■ **WHAT YOU NEED TO DO**
Scan the lines below; pull out those with "Dining".

■ **GIVEN RECORDS**
::::::::::
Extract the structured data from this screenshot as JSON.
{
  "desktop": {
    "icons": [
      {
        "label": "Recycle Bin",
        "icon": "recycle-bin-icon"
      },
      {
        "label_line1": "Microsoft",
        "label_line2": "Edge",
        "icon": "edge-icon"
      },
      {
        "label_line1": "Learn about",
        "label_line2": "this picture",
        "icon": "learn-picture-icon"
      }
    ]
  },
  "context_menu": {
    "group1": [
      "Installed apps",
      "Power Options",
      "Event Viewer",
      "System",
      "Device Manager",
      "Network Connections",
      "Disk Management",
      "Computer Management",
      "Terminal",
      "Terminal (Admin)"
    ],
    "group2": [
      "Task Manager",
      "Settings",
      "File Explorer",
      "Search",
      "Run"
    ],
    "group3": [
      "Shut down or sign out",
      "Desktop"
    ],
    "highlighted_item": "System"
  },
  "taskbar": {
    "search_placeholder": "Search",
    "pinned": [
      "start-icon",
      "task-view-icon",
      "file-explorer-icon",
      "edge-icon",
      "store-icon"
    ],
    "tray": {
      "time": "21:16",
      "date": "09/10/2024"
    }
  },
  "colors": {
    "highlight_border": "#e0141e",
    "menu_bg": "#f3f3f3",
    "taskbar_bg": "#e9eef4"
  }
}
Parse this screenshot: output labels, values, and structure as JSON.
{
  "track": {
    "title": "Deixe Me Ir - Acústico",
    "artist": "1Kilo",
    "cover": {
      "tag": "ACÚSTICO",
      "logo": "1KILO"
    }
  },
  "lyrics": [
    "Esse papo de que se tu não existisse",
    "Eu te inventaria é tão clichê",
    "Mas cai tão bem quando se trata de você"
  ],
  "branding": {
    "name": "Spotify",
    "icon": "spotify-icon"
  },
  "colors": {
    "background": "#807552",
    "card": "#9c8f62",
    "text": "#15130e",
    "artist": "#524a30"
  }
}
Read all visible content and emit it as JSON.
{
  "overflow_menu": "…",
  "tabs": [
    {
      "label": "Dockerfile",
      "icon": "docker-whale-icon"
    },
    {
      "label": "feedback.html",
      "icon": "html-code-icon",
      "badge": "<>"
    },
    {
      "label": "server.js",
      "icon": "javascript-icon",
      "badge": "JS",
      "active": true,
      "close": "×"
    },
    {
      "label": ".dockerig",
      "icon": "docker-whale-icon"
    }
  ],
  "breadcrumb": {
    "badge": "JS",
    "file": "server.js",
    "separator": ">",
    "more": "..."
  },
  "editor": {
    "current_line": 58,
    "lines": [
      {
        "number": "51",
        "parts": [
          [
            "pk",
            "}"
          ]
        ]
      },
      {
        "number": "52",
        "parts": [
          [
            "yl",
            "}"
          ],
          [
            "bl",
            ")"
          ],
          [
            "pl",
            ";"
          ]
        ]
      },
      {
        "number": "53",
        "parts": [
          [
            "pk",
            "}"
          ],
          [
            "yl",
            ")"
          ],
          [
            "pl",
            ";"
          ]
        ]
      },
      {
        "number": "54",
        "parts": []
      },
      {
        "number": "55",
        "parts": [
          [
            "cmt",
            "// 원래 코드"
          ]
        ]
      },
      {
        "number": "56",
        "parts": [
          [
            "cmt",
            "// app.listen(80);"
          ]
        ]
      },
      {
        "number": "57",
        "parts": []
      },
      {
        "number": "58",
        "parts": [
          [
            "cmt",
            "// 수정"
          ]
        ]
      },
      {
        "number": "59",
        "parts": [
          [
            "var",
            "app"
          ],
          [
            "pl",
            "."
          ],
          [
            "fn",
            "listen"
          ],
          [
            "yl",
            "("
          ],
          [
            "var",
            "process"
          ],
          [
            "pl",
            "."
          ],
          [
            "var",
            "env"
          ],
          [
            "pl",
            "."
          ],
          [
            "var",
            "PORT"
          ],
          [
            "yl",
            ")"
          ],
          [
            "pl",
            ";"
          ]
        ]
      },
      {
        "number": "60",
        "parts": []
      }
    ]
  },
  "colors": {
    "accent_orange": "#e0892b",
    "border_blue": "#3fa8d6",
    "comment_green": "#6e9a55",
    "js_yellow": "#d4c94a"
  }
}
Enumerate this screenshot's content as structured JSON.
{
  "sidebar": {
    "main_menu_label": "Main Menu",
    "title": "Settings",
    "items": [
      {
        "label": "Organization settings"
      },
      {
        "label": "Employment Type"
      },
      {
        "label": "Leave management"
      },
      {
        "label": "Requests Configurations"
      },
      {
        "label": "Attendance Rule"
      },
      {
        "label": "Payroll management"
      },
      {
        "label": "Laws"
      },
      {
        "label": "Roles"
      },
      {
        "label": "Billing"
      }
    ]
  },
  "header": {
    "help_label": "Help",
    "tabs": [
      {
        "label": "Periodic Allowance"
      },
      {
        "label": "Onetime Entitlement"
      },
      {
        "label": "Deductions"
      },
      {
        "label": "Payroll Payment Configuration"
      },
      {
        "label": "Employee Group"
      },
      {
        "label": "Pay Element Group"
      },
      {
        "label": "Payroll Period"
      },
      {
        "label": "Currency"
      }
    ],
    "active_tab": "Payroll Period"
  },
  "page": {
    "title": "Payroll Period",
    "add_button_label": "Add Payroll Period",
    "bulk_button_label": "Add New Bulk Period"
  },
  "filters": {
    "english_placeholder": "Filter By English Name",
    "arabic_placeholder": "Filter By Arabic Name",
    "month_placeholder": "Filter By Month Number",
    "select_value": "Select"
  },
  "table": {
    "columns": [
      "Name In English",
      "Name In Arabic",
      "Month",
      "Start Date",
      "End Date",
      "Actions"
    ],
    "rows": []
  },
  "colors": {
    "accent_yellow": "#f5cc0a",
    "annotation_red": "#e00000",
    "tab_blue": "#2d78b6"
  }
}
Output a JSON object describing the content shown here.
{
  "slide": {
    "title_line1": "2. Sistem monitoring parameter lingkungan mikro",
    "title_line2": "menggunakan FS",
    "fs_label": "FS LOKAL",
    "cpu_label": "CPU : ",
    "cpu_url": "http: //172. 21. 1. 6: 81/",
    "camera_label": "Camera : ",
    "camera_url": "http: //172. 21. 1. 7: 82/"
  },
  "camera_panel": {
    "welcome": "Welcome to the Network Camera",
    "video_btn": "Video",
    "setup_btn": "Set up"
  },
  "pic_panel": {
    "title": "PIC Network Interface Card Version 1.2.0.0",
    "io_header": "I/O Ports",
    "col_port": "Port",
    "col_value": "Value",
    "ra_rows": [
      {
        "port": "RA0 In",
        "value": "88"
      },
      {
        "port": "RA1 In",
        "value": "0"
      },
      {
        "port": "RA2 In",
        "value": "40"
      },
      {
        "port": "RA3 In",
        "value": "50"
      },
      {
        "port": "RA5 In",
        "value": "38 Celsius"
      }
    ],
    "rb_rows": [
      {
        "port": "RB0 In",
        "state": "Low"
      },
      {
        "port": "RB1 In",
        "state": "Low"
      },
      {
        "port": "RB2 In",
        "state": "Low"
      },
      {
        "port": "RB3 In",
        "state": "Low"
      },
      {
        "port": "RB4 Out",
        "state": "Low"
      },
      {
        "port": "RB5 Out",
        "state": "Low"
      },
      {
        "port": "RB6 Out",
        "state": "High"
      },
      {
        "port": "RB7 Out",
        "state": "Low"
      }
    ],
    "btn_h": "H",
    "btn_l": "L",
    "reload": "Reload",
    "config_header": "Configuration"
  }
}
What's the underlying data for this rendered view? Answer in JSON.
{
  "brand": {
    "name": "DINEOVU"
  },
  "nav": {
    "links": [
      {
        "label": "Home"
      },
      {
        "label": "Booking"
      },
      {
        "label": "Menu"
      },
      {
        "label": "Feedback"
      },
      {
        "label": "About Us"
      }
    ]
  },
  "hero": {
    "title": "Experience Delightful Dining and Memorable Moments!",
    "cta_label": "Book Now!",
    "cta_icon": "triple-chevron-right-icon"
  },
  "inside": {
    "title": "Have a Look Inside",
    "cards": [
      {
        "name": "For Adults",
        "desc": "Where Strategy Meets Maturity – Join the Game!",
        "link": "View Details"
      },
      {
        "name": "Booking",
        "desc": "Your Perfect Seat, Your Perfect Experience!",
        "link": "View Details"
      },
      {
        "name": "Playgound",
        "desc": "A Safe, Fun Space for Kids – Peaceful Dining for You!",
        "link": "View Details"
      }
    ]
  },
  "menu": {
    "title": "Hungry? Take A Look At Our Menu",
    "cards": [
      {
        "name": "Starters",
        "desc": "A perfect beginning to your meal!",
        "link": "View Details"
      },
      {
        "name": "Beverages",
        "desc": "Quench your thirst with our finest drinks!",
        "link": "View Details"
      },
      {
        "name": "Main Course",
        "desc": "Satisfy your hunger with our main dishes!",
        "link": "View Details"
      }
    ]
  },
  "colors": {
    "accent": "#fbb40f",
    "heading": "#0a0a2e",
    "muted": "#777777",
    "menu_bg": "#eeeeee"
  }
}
::::::::::
■ **EXERCISE SOLUTION**
    "title": "Experience Delightful Dining and Memorable Moments!",
        "desc": "A Safe, Fun Space for Kids – Peaceful Dining for You!",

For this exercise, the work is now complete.